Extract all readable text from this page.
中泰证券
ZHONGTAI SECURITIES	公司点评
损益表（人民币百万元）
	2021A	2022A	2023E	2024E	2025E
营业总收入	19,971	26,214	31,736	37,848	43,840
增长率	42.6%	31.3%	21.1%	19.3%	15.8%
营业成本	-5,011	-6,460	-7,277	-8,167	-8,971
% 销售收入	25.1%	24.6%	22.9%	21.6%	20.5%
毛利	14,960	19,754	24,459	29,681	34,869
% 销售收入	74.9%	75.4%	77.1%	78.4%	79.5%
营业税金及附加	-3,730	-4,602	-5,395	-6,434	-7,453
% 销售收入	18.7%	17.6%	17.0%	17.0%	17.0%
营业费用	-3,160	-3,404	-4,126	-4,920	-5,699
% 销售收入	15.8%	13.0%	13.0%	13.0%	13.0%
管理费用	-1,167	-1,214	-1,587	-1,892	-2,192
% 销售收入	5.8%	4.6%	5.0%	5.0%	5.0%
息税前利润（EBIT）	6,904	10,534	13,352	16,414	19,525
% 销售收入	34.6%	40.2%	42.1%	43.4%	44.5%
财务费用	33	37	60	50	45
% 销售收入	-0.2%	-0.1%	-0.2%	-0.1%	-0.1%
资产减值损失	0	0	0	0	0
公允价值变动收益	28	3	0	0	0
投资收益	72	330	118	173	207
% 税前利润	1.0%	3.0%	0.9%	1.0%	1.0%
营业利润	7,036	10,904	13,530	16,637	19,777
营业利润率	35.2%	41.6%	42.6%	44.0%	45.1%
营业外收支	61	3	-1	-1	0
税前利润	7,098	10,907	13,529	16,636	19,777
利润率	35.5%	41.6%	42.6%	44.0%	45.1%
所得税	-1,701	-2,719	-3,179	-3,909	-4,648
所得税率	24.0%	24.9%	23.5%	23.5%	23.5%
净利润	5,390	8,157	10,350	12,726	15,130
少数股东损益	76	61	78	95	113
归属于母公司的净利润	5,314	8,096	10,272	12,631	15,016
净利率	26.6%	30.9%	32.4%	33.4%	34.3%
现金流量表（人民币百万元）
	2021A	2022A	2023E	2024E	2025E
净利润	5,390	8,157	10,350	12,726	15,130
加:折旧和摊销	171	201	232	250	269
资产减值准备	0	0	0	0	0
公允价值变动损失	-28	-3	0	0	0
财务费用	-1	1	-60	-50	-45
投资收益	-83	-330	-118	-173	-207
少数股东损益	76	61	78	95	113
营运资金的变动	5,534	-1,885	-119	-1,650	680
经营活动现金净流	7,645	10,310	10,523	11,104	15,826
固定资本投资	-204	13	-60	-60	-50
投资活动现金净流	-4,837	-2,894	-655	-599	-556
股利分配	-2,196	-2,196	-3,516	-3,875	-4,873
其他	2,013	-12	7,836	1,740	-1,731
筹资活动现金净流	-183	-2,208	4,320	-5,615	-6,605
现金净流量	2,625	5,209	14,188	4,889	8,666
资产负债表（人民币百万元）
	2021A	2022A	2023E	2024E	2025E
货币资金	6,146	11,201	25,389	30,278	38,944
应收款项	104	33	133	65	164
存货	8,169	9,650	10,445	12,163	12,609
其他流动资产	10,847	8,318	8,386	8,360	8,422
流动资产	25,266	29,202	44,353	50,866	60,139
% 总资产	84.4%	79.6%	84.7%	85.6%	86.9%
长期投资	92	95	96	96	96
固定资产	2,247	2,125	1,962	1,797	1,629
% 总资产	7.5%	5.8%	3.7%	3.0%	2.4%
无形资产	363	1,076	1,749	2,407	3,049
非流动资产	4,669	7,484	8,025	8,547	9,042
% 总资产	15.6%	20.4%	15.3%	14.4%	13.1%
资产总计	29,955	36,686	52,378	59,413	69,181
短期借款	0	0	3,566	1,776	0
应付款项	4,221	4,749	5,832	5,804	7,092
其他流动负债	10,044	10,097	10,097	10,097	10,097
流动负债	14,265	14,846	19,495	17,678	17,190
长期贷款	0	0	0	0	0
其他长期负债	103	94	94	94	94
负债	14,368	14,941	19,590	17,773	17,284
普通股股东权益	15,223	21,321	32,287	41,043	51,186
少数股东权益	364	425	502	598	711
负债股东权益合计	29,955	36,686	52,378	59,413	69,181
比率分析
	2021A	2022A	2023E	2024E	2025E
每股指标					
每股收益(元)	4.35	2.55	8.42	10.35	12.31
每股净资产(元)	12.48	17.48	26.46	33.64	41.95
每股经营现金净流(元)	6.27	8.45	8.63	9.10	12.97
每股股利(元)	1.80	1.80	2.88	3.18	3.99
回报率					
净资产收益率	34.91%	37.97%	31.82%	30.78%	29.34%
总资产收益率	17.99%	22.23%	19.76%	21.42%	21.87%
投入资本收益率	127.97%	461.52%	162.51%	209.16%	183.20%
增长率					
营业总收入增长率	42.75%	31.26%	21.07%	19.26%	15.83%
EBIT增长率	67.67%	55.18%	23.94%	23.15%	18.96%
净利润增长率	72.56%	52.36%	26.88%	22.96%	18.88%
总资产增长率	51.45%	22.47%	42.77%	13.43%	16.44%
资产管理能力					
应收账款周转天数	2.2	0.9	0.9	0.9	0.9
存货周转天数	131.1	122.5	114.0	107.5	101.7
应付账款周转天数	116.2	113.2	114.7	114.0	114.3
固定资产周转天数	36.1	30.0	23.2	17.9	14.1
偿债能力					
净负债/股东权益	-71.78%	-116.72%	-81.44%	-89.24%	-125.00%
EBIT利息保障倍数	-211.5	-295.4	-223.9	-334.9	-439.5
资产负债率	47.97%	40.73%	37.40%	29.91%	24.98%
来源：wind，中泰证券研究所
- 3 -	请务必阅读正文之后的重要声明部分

┄┄┄┄┄┄

_SHORT TASK_:
Produce an exact copy of every entry above.

_RESULT OF THIS TASK_:
Extract all readable text from this page.
中泰证券
ZHONGTAI SECURITIES	公司点评
损益表（人民币百万元）
	2021A	2022A	2023E	2024E	2025E
营业总收入	19,971	26,214	31,736	37,848	43,840
增长率	42.6%	31.3%	21.1%	19.3%	15.8%
营业成本	-5,011	-6,460	-7,277	-8,167	-8,971
% 销售收入	25.1%	24.6%	22.9%	21.6%	20.5%
毛利	14,960	19,754	24,459	29,681	34,869
% 销售收入	74.9%	75.4%	77.1%	78.4%	79.5%
营业税金及附加	-3,730	-4,602	-5,395	-6,434	-7,453
% 销售收入	18.7%	17.6%	17.0%	17.0%	17.0%
营业费用	-3,160	-3,404	-4,126	-4,920	-5,699
% 销售收入	15.8%	13.0%	13.0%	13.0%	13.0%
管理费用	-1,167	-1,214	-1,587	-1,892	-2,192
% 销售收入	5.8%	4.6%	5.0%	5.0%	5.0%
息税前利润（EBIT）	6,904	10,534	13,352	16,414	19,525
% 销售收入	34.6%	40.2%	42.1%	43.4%	44.5%
财务费用	33	37	60	50	45
% 销售收入	-0.2%	-0.1%	-0.2%	-0.1%	-0.1%
资产减值损失	0	0	0	0	0
公允价值变动收益	28	3	0	0	0
投资收益	72	330	118	173	207
% 税前利润	1.0%	3.0%	0.9%	1.0%	1.0%
营业利润	7,036	10,904	13,530	16,637	19,777
营业利润率	35.2%	41.6%	42.6%	44.0%	45.1%
营业外收支	61	3	-1	-1	0
税前利润	7,098	10,907	13,529	16,636	19,777
利润率	35.5%	41.6%	42.6%	44.0%	45.1%
所得税	-1,701	-2,719	-3,179	-3,909	-4,648
所得税率	24.0%	24.9%	23.5%	23.5%	23.5%
净利润	5,390	8,157	10,350	12,726	15,130
少数股东损益	76	61	78	95	113
归属于母公司的净利润	5,314	8,096	10,272	12,631	15,016
净利率	26.6%	30.9%	32.4%	33.4%	34.3%
现金流量表（人民币百万元）
	2021A	2022A	2023E	2024E	2025E
净利润	5,390	8,157	10,350	12,726	15,130
加:折旧和摊销	171	201	232	250	269
资产减值准备	0	0	0	0	0
公允价值变动损失	-28	-3	0	0	0
财务费用	-1	1	-60	-50	-45
投资收益	-83	-330	-118	-173	-207
少数股东损益	76	61	78	95	113
营运资金的变动	5,534	-1,885	-119	-1,650	680
经营活动现金净流	7,645	10,310	10,523	11,104	15,826
固定资本投资	-204	13	-60	-60	-50
投资活动现金净流	-4,837	-2,894	-655	-599	-556
股利分配	-2,196	-2,196	-3,516	-3,875	-4,873
其他	2,013	-12	7,836	1,740	-1,731
筹资活动现金净流	-183	-2,208	4,320	-5,615	-6,605
现金净流量	2,625	5,209	14,188	4,889	8,666
资产负债表（人民币百万元）
	2021A	2022A	2023E	2024E	2025E
货币资金	6,146	11,201	25,389	30,278	38,944
应收款项	104	33	133	65	164
存货	8,169	9,650	10,445	12,163	12,609
其他流动资产	10,847	8,318	8,386	8,360	8,422
流动资产	25,266	29,202	44,353	50,866	60,139
% 总资产	84.4%	79.6%	84.7%	85.6%	86.9%
长期投资	92	95	96	96	96
固定资产	2,247	2,125	1,962	1,797	1,629
% 总资产	7.5%	5.8%	3.7%	3.0%	2.4%
无形资产	363	1,076	1,749	2,407	3,049
非流动资产	4,669	7,484	8,025	8,547	9,042
% 总资产	15.6%	20.4%	15.3%	14.4%	13.1%
资产总计	29,955	36,686	52,378	59,413	69,181
短期借款	0	0	3,566	1,776	0
应付款项	4,221	4,749	5,832	5,804	7,092
其他流动负债	10,044	10,097	10,097	10,097	10,097
流动负债	14,265	14,846	19,495	17,678	17,190
长期贷款	0	0	0	0	0
其他长期负债	103	94	94	94	94
负债	14,368	14,941	19,590	17,773	17,284
普通股股东权益	15,223	21,321	32,287	41,043	51,186
少数股东权益	364	425	502	598	711
负债股东权益合计	29,955	36,686	52,378	59,413	69,181
比率分析
	2021A	2022A	2023E	2024E	2025E
每股指标					
每股收益(元)	4.35	2.55	8.42	10.35	12.31
每股净资产(元)	12.48	17.48	26.46	33.64	41.95
每股经营现金净流(元)	6.27	8.45	8.63	9.10	12.97
每股股利(元)	1.80	1.80	2.88	3.18	3.99
回报率					
净资产收益率	34.91%	37.97%	31.82%	30.78%	29.34%
总资产收益率	17.99%	22.23%	19.76%	21.42%	21.87%
投入资本收益率	127.97%	461.52%	162.51%	209.16%	183.20%
增长率					
营业总收入增长率	42.75%	31.26%	21.07%	19.26%	15.83%
EBIT增长率	67.67%	55.18%	23.94%	23.15%	18.96%
净利润增长率	72.56%	52.36%	26.88%	22.96%	18.88%
总资产增长率	51.45%	22.47%	42.77%	13.43%	16.44%
资产管理能力					
应收账款周转天数	2.2	0.9	0.9	0.9	0.9
存货周转天数	131.1	122.5	114.0	107.5	101.7
应付账款周转天数	116.2	113.2	114.7	114.0	114.3
固定资产周转天数	36.1	30.0	23.2	17.9	14.1
偿债能力					
净负债/股东权益	-71.78%	-116.72%	-81.44%	-89.24%	-125.00%
EBIT利息保障倍数	-211.5	-295.4	-223.9	-334.9	-439.5
资产负债率	47.97%	40.73%	37.40%	29.91%	24.98%
来源：wind，中泰证券研究所
- 3 -	请务必阅读正文之后的重要声明部分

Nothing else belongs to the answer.